* begin *
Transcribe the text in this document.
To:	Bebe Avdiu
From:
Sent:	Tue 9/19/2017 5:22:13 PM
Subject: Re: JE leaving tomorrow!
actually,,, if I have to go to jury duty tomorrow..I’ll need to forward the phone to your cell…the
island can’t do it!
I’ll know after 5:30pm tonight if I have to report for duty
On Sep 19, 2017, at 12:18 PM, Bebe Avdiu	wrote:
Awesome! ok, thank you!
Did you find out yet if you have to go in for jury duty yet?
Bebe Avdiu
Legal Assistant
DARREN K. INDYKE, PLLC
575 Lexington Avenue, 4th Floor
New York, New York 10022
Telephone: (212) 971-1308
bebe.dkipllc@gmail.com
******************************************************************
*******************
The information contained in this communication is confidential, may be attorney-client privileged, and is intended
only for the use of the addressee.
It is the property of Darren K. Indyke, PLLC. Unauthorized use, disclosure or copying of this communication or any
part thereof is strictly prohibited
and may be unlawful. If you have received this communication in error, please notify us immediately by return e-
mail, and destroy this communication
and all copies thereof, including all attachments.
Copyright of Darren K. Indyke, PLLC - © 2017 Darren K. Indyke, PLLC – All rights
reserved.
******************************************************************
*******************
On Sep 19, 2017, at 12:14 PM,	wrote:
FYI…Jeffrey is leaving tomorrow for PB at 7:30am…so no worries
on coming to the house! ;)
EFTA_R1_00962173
* end *
» **TASK DESCRIPTION**: Give all the entries again exactly; leave none out.

» **THE SOLUTION**:
Transcribe the text in this document.
To:	Bebe Avdiu
From:
Sent:	Tue 9/19/2017 5:22:13 PM
Subject: Re: JE leaving tomorrow!
actually,,, if I have to go to jury duty tomorrow..I’ll need to forward the phone to your cell…the
island can’t do it!
I’ll know after 5:30pm tonight if I have to report for duty
On Sep 19, 2017, at 12:18 PM, Bebe Avdiu	wrote:
Awesome! ok, thank you!
Did you find out yet if you have to go in for jury duty yet?
Bebe Avdiu
Legal Assistant
DARREN K. INDYKE, PLLC
575 Lexington Avenue, 4th Floor
New York, New York 10022
Telephone: (212) 971-1308
bebe.dkipllc@gmail.com
******************************************************************
*******************
The information contained in this communication is confidential, may be attorney-client privileged, and is intended
only for the use of the addressee.
It is the property of Darren K. Indyke, PLLC. Unauthorized use, disclosure or copying of this communication or any
part thereof is strictly prohibited
and may be unlawful. If you have received this communication in error, please notify us immediately by return e-
mail, and destroy this communication
and all copies thereof, including all attachments.
Copyright of Darren K. Indyke, PLLC - © 2017 Darren K. Indyke, PLLC – All rights
reserved.
******************************************************************
*******************
On Sep 19, 2017, at 12:14 PM,	wrote:
FYI…Jeffrey is leaving tomorrow for PB at 7:30am…so no worries
on coming to the house! ;)
EFTA_R1_00962173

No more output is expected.